■ JOB:
Locate every line in the records below that contains the word "morfosintactico", and copy each one.

■ ENTRIES:
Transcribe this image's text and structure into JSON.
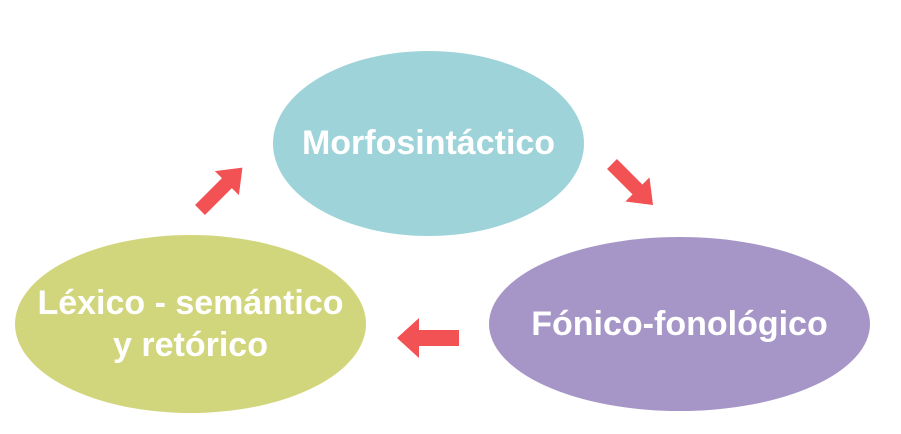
{
  "diagram": {
    "type": "cycle",
    "nodes": [
      {
        "id": "morfosintactico",
        "lines": [
          "Morfosintáctico"
        ],
        "color": "#9ed3da"
      },
      {
        "id": "fonico",
        "lines": [
          "Fónico-fonológico"
        ],
        "color": "#a696c7"
      },
      {
        "id": "lexico",
        "lines": [
          "Léxico - semántico",
          "y retórico"
        ],
        "color": "#d1d67c"
      }
    ],
    "edges": [
      {
        "from": "morfosintactico",
        "to": "fonico"
      },
      {
        "from": "fonico",
        "to": "lexico"
      },
      {
        "from": "lexico",
        "to": "morfosintactico"
      }
    ],
    "arrow_color": "#f25253"
  }
}
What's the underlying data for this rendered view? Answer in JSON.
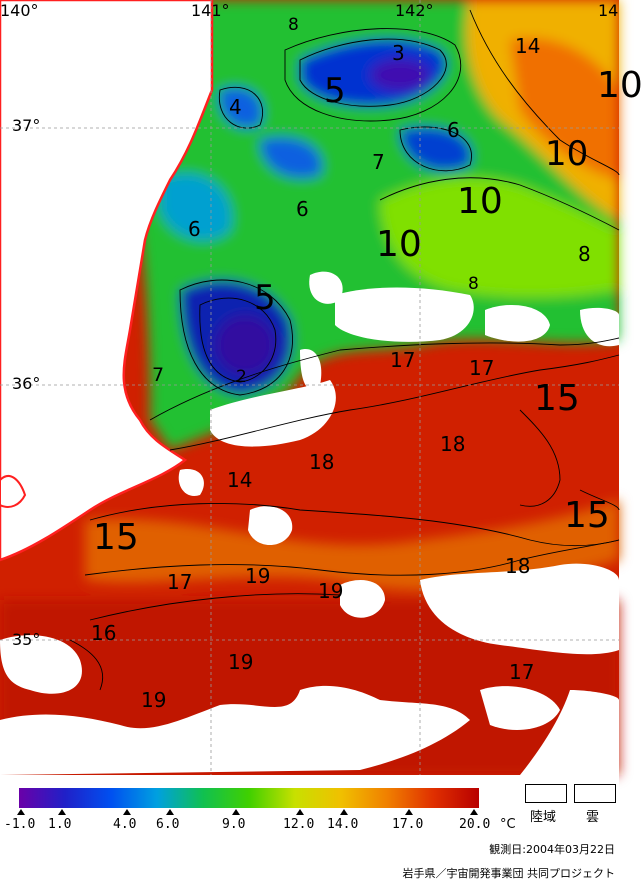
{
  "map": {
    "longitude_labels": [
      "140°",
      "141°",
      "142°",
      "14"
    ],
    "latitude_labels": [
      "37°",
      "36°",
      "35°"
    ],
    "contour_labels": [
      {
        "text": "8"
      },
      {
        "text": "3"
      },
      {
        "text": "5"
      },
      {
        "text": "14"
      },
      {
        "text": "10"
      },
      {
        "text": "4"
      },
      {
        "text": "6"
      },
      {
        "text": "10"
      },
      {
        "text": "7"
      },
      {
        "text": "6"
      },
      {
        "text": "10"
      },
      {
        "text": "10"
      },
      {
        "text": "6"
      },
      {
        "text": "8"
      },
      {
        "text": "5"
      },
      {
        "text": "8"
      },
      {
        "text": "7"
      },
      {
        "text": "2"
      },
      {
        "text": "17"
      },
      {
        "text": "17"
      },
      {
        "text": "15"
      },
      {
        "text": "18"
      },
      {
        "text": "18"
      },
      {
        "text": "14"
      },
      {
        "text": "15"
      },
      {
        "text": "15"
      },
      {
        "text": "17"
      },
      {
        "text": "19"
      },
      {
        "text": "19"
      },
      {
        "text": "18"
      },
      {
        "text": "16"
      },
      {
        "text": "19"
      },
      {
        "text": "17"
      },
      {
        "text": "19"
      }
    ]
  },
  "legend": {
    "colorbar_colors": [
      "#6a00a8",
      "#2020c8",
      "#0050f0",
      "#00a0e0",
      "#10c050",
      "#40d000",
      "#c8e000",
      "#f0c000",
      "#f08000",
      "#e03000",
      "#b80000"
    ],
    "ticks": [
      "-1.0",
      "1.0",
      "4.0",
      "6.0",
      "9.0",
      "12.0",
      "14.0",
      "17.0",
      "20.0"
    ],
    "unit": "°C",
    "land_label": "陸域",
    "cloud_label": "雲",
    "observation_date": "観測日:2004年03月22日",
    "credit": "岩手県／宇宙開発事業団 共同プロジェクト"
  }
}
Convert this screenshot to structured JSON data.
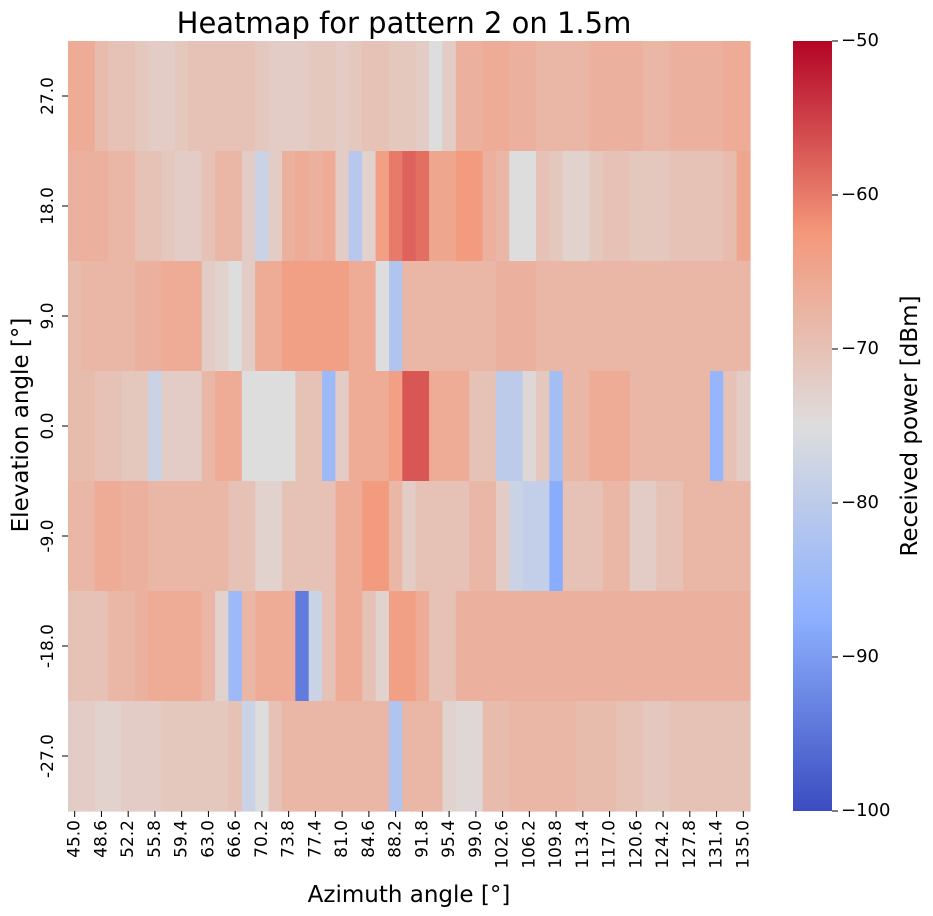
{
  "chart_data": {
    "type": "heatmap",
    "title": "Heatmap for pattern 2 on 1.5m",
    "xlabel": "Azimuth angle [°]",
    "ylabel": "Elevation angle [°]",
    "colorbar_label": "Received power [dBm]",
    "colormap": "coolwarm",
    "vmin": -100,
    "vmax": -50,
    "colorbar_ticks": [
      -50,
      -60,
      -70,
      -80,
      -90,
      -100
    ],
    "x": [
      45.0,
      46.8,
      48.6,
      50.4,
      52.2,
      54.0,
      55.8,
      57.6,
      59.4,
      61.2,
      63.0,
      64.8,
      66.6,
      68.4,
      70.2,
      72.0,
      73.8,
      75.6,
      77.4,
      79.2,
      81.0,
      82.8,
      84.6,
      86.4,
      88.2,
      90.0,
      91.8,
      93.6,
      95.4,
      97.2,
      99.0,
      100.8,
      102.6,
      104.4,
      106.2,
      108.0,
      109.8,
      111.6,
      113.4,
      115.2,
      117.0,
      118.8,
      120.6,
      122.4,
      124.2,
      126.0,
      127.8,
      129.6,
      131.4,
      133.2,
      135.0
    ],
    "x_tick_labels": [
      "45.0",
      "48.6",
      "52.2",
      "55.8",
      "59.4",
      "63.0",
      "66.6",
      "70.2",
      "73.8",
      "77.4",
      "81.0",
      "84.6",
      "88.2",
      "91.8",
      "95.4",
      "99.0",
      "102.6",
      "106.2",
      "109.8",
      "113.4",
      "117.0",
      "120.6",
      "124.2",
      "127.8",
      "131.4",
      "135.0"
    ],
    "y": [
      27.0,
      18.0,
      9.0,
      0.0,
      -9.0,
      -18.0,
      -27.0
    ],
    "y_tick_labels": [
      "27.0",
      "18.0",
      "9.0",
      "0.0",
      "-9.0",
      "-18.0",
      "-27.0"
    ],
    "values": [
      [
        -66,
        -66,
        -69,
        -70,
        -70,
        -71,
        -72,
        -72,
        -71,
        -70,
        -70,
        -70,
        -70,
        -70,
        -71,
        -72,
        -72,
        -72,
        -71,
        -71,
        -72,
        -71,
        -70,
        -70,
        -71,
        -71,
        -72,
        -75,
        -72,
        -67,
        -67,
        -66,
        -66,
        -67,
        -67,
        -68,
        -68,
        -68,
        -68,
        -67,
        -67,
        -67,
        -67,
        -68,
        -68,
        -67,
        -67,
        -67,
        -67,
        -66,
        -66
      ],
      [
        -67,
        -67,
        -67,
        -68,
        -68,
        -70,
        -70,
        -71,
        -72,
        -72,
        -70,
        -68,
        -68,
        -72,
        -78,
        -72,
        -67,
        -66,
        -67,
        -66,
        -72,
        -81,
        -73,
        -64,
        -60,
        -58,
        -59,
        -65,
        -65,
        -63,
        -63,
        -67,
        -68,
        -75,
        -75,
        -70,
        -71,
        -73,
        -73,
        -71,
        -70,
        -70,
        -71,
        -71,
        -71,
        -70,
        -70,
        -70,
        -70,
        -69,
        -65
      ],
      [
        -69,
        -68,
        -68,
        -68,
        -68,
        -67,
        -67,
        -66,
        -66,
        -66,
        -72,
        -73,
        -75,
        -72,
        -66,
        -66,
        -64,
        -64,
        -64,
        -64,
        -64,
        -66,
        -66,
        -75,
        -82,
        -68,
        -68,
        -68,
        -68,
        -68,
        -68,
        -68,
        -67,
        -67,
        -67,
        -68,
        -68,
        -68,
        -68,
        -68,
        -68,
        -68,
        -68,
        -68,
        -68,
        -68,
        -68,
        -68,
        -68,
        -68,
        -68
      ],
      [
        -69,
        -69,
        -70,
        -70,
        -71,
        -71,
        -78,
        -72,
        -72,
        -72,
        -68,
        -66,
        -66,
        -75,
        -75,
        -75,
        -75,
        -70,
        -70,
        -85,
        -72,
        -66,
        -66,
        -66,
        -64,
        -57,
        -57,
        -66,
        -66,
        -66,
        -70,
        -70,
        -80,
        -80,
        -74,
        -71,
        -84,
        -68,
        -68,
        -66,
        -66,
        -66,
        -68,
        -68,
        -68,
        -68,
        -68,
        -68,
        -86,
        -70,
        -72
      ],
      [
        -68,
        -68,
        -66,
        -66,
        -67,
        -67,
        -68,
        -68,
        -68,
        -68,
        -68,
        -68,
        -70,
        -70,
        -73,
        -73,
        -70,
        -70,
        -70,
        -70,
        -66,
        -66,
        -63,
        -63,
        -68,
        -72,
        -70,
        -70,
        -70,
        -70,
        -68,
        -68,
        -72,
        -78,
        -79,
        -79,
        -88,
        -70,
        -70,
        -70,
        -68,
        -68,
        -72,
        -72,
        -70,
        -70,
        -68,
        -68,
        -68,
        -68,
        -68
      ],
      [
        -70,
        -70,
        -70,
        -68,
        -68,
        -67,
        -66,
        -66,
        -66,
        -66,
        -68,
        -73,
        -85,
        -68,
        -66,
        -66,
        -66,
        -94,
        -78,
        -70,
        -66,
        -66,
        -70,
        -73,
        -64,
        -64,
        -66,
        -70,
        -70,
        -67,
        -67,
        -67,
        -67,
        -67,
        -67,
        -67,
        -67,
        -67,
        -67,
        -67,
        -67,
        -67,
        -67,
        -67,
        -67,
        -67,
        -67,
        -67,
        -67,
        -67,
        -67
      ],
      [
        -72,
        -72,
        -73,
        -73,
        -72,
        -72,
        -72,
        -71,
        -71,
        -71,
        -71,
        -71,
        -70,
        -78,
        -75,
        -70,
        -68,
        -68,
        -68,
        -68,
        -68,
        -68,
        -68,
        -68,
        -82,
        -68,
        -68,
        -68,
        -73,
        -74,
        -74,
        -69,
        -69,
        -68,
        -68,
        -68,
        -68,
        -68,
        -69,
        -69,
        -69,
        -70,
        -70,
        -71,
        -71,
        -70,
        -70,
        -70,
        -70,
        -70,
        -70
      ]
    ]
  }
}
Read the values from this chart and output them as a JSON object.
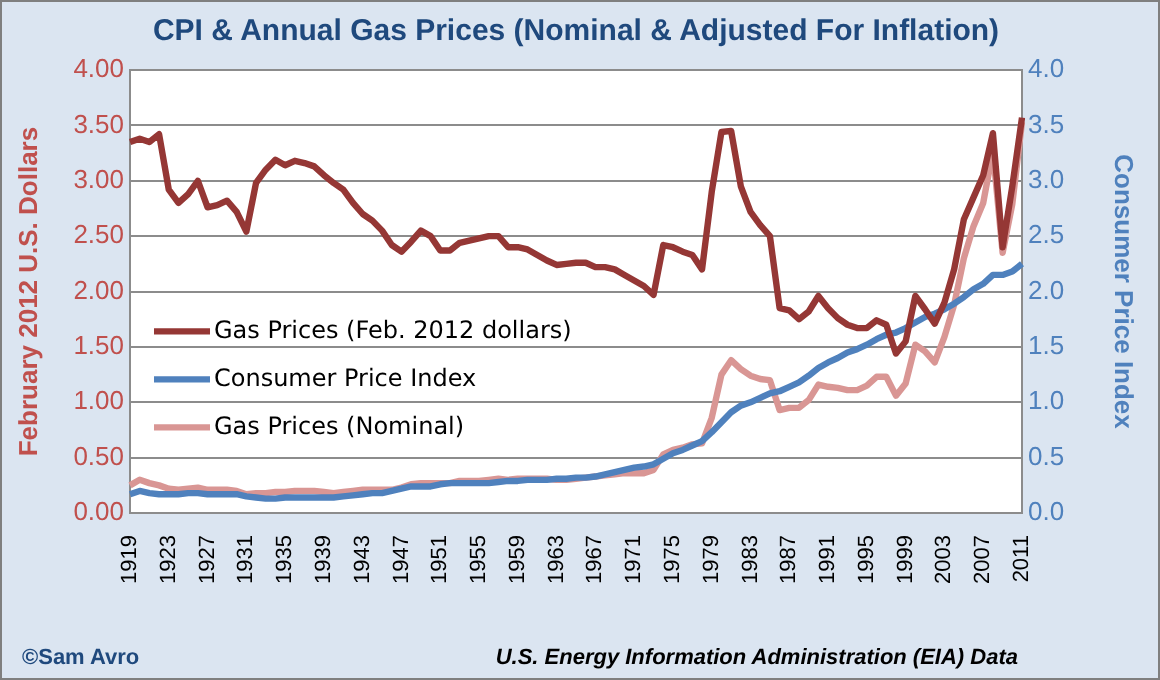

■ WRITTEN ANSWER:
        "id": "morfosintactico",
        "from": "morfosintactico",
        "to": "morfosintactico"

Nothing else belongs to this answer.